§ **Task**
Every line of the listing must be reproduced as it stands. Leave the images behind.
--- Begin Given data ---
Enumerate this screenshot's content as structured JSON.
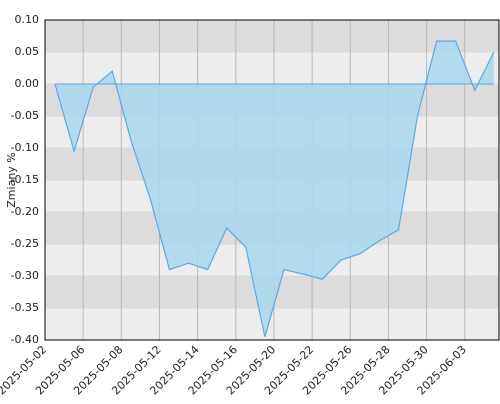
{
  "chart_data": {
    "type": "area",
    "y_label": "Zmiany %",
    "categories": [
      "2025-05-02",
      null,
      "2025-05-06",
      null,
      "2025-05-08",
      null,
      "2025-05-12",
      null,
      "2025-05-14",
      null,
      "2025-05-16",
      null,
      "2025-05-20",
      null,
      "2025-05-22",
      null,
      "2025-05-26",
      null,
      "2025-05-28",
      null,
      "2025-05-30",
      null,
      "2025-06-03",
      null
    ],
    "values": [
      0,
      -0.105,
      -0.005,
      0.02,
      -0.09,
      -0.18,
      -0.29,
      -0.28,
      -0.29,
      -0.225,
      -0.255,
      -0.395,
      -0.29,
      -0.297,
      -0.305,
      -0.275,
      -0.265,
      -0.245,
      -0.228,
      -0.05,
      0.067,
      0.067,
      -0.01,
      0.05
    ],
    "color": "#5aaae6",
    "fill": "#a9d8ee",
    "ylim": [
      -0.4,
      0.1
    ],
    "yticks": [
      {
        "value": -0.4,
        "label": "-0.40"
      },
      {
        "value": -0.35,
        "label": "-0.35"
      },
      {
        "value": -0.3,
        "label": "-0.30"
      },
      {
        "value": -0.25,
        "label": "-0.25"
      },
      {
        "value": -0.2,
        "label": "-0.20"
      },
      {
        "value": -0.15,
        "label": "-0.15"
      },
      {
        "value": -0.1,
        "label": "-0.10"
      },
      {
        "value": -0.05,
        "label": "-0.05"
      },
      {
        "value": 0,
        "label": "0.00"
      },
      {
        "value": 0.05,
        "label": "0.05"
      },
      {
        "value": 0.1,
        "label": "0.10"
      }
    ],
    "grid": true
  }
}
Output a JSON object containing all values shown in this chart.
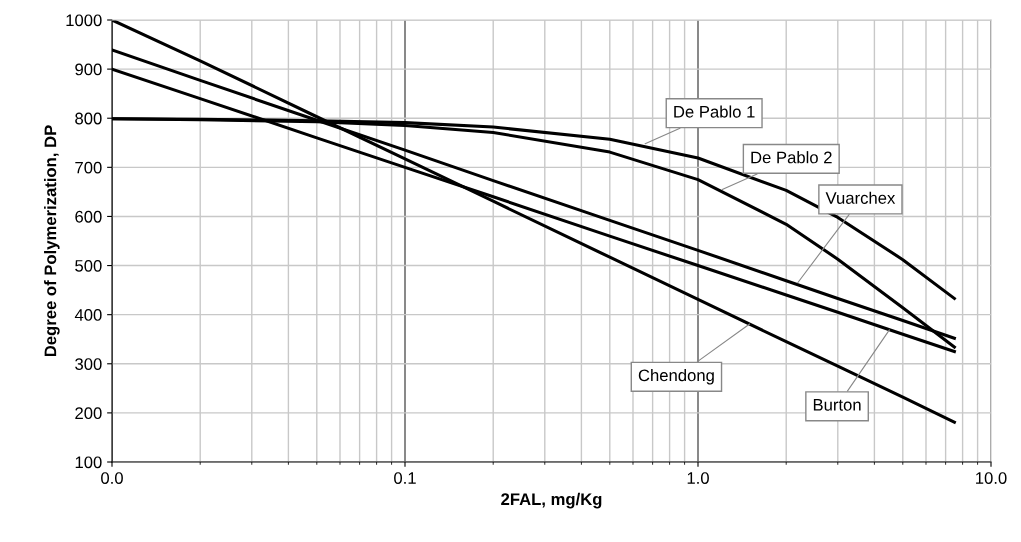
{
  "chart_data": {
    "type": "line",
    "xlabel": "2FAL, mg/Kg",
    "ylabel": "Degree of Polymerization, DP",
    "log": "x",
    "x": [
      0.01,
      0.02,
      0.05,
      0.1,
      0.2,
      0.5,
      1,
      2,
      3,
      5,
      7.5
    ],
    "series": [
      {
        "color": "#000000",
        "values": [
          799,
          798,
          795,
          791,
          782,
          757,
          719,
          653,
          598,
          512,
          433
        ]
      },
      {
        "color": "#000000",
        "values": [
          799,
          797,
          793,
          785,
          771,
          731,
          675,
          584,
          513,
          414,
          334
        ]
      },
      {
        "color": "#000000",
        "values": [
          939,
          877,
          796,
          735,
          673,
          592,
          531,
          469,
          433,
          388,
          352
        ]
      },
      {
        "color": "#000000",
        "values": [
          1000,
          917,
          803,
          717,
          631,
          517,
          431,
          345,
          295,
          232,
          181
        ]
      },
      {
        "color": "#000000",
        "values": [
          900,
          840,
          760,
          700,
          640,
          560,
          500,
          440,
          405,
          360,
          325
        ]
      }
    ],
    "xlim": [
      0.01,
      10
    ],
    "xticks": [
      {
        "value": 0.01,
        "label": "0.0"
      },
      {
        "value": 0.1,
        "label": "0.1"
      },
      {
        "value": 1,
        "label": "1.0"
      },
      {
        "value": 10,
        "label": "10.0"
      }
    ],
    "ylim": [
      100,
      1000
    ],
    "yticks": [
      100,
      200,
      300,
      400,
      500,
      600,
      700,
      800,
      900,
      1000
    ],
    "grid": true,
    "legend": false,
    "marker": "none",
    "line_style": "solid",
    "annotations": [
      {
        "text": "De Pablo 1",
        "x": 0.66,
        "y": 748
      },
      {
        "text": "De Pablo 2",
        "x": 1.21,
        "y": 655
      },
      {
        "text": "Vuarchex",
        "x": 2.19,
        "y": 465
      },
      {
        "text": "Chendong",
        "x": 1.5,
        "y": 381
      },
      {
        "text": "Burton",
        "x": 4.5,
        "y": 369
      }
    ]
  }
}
--- End Given data ---
§ **Answer to the exercise**
Enumerate this screenshot's content as structured JSON.
{
  "chart_data": {
    "type": "area",
    "y_label": "Zmiany %",
    "categories": [
      "2025-05-02",
      null,
      "2025-05-06",
      null,
      "2025-05-08",
      null,
      "2025-05-12",
      null,
      "2025-05-14",
      null,
      "2025-05-16",
      null,
      "2025-05-20",
      null,
      "2025-05-22",
      null,
      "2025-05-26",
      null,
      "2025-05-28",
      null,
      "2025-05-30",
      null,
      "2025-06-03",
      null
    ],
    "values": [
      0,
      -0.105,
      -0.005,
      0.02,
      -0.09,
      -0.18,
      -0.29,
      -0.28,
      -0.29,
      -0.225,
      -0.255,
      -0.395,
      -0.29,
      -0.297,
      -0.305,
      -0.275,
      -0.265,
      -0.245,
      -0.228,
      -0.05,
      0.067,
      0.067,
      -0.01,
      0.05
    ],
    "color": "#5aaae6",
    "fill": "#a9d8ee",
    "ylim": [
      -0.4,
      0.1
    ],
    "yticks": [
      {
        "value": -0.4,
        "label": "-0.40"
      },
      {
        "value": -0.35,
        "label": "-0.35"
      },
      {
        "value": -0.3,
        "label": "-0.30"
      },
      {
        "value": -0.25,
        "label": "-0.25"
      },
      {
        "value": -0.2,
        "label": "-0.20"
      },
      {
        "value": -0.15,
        "label": "-0.15"
      },
      {
        "value": -0.1,
        "label": "-0.10"
      },
      {
        "value": -0.05,
        "label": "-0.05"
      },
      {
        "value": 0,
        "label": "0.00"
      },
      {
        "value": 0.05,
        "label": "0.05"
      },
      {
        "value": 0.1,
        "label": "0.10"
      }
    ],
    "grid": true
  }
}
Output a JSON object containing all values shown in this chart.
{
  "chart_data": {
    "type": "line",
    "xlabel": "2FAL, mg/Kg",
    "ylabel": "Degree of Polymerization, DP",
    "log": "x",
    "x": [
      0.01,
      0.02,
      0.05,
      0.1,
      0.2,
      0.5,
      1,
      2,
      3,
      5,
      7.5
    ],
    "series": [
      {
        "color": "#000000",
        "values": [
          799,
          798,
          795,
          791,
          782,
          757,
          719,
          653,
          598,
          512,
          433
        ]
      },
      {
        "color": "#000000",
        "values": [
          799,
          797,
          793,
          785,
          771,
          731,
          675,
          584,
          513,
          414,
          334
        ]
      },
      {
        "color": "#000000",
        "values": [
          939,
          877,
          796,
          735,
          673,
          592,
          531,
          469,
          433,
          388,
          352
        ]
      },
      {
        "color": "#000000",
        "values": [
          1000,
          917,
          803,
          717,
          631,
          517,
          431,
          345,
          295,
          232,
          181
        ]
      },
      {
        "color": "#000000",
        "values": [
          900,
          840,
          760,
          700,
          640,
          560,
          500,
          440,
          405,
          360,
          325
        ]
      }
    ],
    "xlim": [
      0.01,
      10
    ],
    "xticks": [
      {
        "value": 0.01,
        "label": "0.0"
      },
      {
        "value": 0.1,
        "label": "0.1"
      },
      {
        "value": 1,
        "label": "1.0"
      },
      {
        "value": 10,
        "label": "10.0"
      }
    ],
    "ylim": [
      100,
      1000
    ],
    "yticks": [
      100,
      200,
      300,
      400,
      500,
      600,
      700,
      800,
      900,
      1000
    ],
    "grid": true,
    "legend": false,
    "marker": "none",
    "line_style": "solid",
    "annotations": [
      {
        "text": "De Pablo 1",
        "x": 0.66,
        "y": 748
      },
      {
        "text": "De Pablo 2",
        "x": 1.21,
        "y": 655
      },
      {
        "text": "Vuarchex",
        "x": 2.19,
        "y": 465
      },
      {
        "text": "Chendong",
        "x": 1.5,
        "y": 381
      },
      {
        "text": "Burton",
        "x": 4.5,
        "y": 369
      }
    ]
  }
}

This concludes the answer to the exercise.